── RECORD SET

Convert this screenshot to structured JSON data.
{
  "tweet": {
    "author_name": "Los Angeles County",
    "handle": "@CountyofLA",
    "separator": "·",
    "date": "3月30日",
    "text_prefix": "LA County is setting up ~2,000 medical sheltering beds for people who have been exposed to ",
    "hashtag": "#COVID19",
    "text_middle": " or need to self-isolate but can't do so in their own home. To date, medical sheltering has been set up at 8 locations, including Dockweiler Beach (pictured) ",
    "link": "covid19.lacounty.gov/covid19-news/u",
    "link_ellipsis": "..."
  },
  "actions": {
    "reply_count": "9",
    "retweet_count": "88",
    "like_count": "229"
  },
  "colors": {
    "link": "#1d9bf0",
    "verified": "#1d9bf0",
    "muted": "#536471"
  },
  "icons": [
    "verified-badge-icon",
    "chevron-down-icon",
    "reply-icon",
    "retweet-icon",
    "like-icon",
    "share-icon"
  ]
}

────

DO THIS: Reproduce the full set of records precisely.

FINISHED EXERCISE:
Convert this screenshot to structured JSON data.
{
  "tweet": {
    "author_name": "Los Angeles County",
    "handle": "@CountyofLA",
    "separator": "·",
    "date": "3月30日",
    "text_prefix": "LA County is setting up ~2,000 medical sheltering beds for people who have been exposed to ",
    "hashtag": "#COVID19",
    "text_middle": " or need to self-isolate but can't do so in their own home. To date, medical sheltering has been set up at 8 locations, including Dockweiler Beach (pictured) ",
    "link": "covid19.lacounty.gov/covid19-news/u",
    "link_ellipsis": "..."
  },
  "actions": {
    "reply_count": "9",
    "retweet_count": "88",
    "like_count": "229"
  },
  "colors": {
    "link": "#1d9bf0",
    "verified": "#1d9bf0",
    "muted": "#536471"
  },
  "icons": [
    "verified-badge-icon",
    "chevron-down-icon",
    "reply-icon",
    "retweet-icon",
    "like-icon",
    "share-icon"
  ]
}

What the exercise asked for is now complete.